__Directions__. Set out every line bearing the string "page".

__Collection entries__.
- - - -

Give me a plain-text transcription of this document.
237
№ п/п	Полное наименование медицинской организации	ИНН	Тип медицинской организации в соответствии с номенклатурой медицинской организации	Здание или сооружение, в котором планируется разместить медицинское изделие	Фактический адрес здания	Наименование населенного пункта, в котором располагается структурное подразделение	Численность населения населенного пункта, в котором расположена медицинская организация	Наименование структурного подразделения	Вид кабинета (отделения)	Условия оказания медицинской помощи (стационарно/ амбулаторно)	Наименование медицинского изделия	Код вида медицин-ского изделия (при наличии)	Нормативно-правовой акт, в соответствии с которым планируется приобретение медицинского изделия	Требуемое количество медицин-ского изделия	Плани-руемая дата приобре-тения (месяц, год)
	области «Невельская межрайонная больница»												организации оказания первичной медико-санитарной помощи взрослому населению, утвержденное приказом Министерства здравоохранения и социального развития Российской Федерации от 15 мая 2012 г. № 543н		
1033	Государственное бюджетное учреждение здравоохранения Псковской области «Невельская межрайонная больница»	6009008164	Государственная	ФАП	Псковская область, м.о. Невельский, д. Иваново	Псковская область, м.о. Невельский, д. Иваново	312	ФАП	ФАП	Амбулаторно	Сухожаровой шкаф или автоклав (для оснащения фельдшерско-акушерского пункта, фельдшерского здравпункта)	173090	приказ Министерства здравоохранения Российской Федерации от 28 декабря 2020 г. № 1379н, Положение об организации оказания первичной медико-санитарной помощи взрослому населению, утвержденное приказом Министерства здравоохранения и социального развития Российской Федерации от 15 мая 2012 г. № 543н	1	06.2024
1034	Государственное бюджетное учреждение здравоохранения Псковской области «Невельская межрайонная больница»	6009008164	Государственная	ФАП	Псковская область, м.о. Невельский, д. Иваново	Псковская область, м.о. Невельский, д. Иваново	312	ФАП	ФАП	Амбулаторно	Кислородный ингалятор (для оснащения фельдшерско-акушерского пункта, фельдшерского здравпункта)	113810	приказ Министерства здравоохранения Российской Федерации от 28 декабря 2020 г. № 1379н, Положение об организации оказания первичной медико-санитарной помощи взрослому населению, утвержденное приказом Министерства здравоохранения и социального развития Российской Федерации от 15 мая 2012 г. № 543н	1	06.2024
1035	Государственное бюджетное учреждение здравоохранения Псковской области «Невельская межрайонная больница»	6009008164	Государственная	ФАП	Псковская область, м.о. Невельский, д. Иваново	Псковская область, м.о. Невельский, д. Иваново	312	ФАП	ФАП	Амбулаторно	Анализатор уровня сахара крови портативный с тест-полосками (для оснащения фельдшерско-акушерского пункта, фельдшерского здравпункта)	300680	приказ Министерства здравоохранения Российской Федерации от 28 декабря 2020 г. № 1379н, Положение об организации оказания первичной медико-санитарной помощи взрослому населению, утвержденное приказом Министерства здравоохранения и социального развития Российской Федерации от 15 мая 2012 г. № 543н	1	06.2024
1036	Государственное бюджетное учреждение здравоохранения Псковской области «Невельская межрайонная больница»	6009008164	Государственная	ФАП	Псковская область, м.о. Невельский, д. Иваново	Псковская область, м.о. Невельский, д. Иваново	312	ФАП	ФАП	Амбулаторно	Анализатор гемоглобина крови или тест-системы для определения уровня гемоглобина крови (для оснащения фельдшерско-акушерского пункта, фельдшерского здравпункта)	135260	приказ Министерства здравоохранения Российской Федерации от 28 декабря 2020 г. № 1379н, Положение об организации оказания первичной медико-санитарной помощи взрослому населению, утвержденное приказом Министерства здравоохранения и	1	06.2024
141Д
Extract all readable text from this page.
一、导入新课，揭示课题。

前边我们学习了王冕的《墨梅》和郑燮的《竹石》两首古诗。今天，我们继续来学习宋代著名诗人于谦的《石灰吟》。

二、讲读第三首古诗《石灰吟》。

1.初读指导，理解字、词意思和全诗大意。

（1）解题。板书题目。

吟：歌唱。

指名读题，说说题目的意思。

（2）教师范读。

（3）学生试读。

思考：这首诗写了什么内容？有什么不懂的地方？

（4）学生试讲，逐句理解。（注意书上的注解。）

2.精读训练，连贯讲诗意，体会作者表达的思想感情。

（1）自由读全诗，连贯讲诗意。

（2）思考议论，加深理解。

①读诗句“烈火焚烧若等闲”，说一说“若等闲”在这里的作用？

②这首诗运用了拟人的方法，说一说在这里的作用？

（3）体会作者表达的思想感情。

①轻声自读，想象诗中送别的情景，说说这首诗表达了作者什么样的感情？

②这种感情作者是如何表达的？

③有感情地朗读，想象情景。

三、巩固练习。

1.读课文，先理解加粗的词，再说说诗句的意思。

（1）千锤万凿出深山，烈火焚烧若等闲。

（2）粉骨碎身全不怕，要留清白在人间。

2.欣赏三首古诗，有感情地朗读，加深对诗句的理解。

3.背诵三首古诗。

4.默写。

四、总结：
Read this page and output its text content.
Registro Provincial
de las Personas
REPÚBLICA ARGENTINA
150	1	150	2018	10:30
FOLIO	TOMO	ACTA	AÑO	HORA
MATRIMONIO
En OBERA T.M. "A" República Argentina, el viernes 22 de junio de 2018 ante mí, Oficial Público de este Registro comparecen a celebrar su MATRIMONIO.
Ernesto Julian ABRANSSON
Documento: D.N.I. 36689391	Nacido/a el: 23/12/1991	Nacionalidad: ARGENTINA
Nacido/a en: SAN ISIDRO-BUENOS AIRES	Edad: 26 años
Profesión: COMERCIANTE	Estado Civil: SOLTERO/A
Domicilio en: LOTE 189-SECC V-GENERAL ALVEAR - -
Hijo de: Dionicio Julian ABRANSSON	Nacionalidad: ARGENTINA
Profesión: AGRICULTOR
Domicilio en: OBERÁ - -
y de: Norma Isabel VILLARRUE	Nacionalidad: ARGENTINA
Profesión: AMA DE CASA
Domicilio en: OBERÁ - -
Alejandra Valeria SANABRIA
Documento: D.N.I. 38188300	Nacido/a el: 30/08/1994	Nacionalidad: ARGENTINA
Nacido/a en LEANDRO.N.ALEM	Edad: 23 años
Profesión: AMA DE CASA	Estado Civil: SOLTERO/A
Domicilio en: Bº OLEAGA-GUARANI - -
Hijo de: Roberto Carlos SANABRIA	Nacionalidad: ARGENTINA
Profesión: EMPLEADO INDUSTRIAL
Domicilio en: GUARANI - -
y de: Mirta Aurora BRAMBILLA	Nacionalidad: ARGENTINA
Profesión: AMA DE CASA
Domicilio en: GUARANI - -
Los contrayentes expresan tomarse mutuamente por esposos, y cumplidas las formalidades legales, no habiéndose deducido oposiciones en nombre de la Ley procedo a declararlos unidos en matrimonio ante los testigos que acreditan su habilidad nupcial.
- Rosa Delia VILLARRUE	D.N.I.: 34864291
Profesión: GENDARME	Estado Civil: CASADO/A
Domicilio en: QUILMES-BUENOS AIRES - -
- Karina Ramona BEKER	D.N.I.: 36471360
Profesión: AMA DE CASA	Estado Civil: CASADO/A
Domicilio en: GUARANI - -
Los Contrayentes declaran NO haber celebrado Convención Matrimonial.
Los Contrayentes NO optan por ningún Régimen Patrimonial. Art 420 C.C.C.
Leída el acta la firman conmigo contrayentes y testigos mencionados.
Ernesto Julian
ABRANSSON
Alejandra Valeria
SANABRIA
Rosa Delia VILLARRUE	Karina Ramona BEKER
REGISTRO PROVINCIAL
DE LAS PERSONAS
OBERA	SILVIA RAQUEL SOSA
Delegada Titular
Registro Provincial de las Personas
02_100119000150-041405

- - - -

__Answer below__.
Extract all readable text from this page.
Read this page and output its text content.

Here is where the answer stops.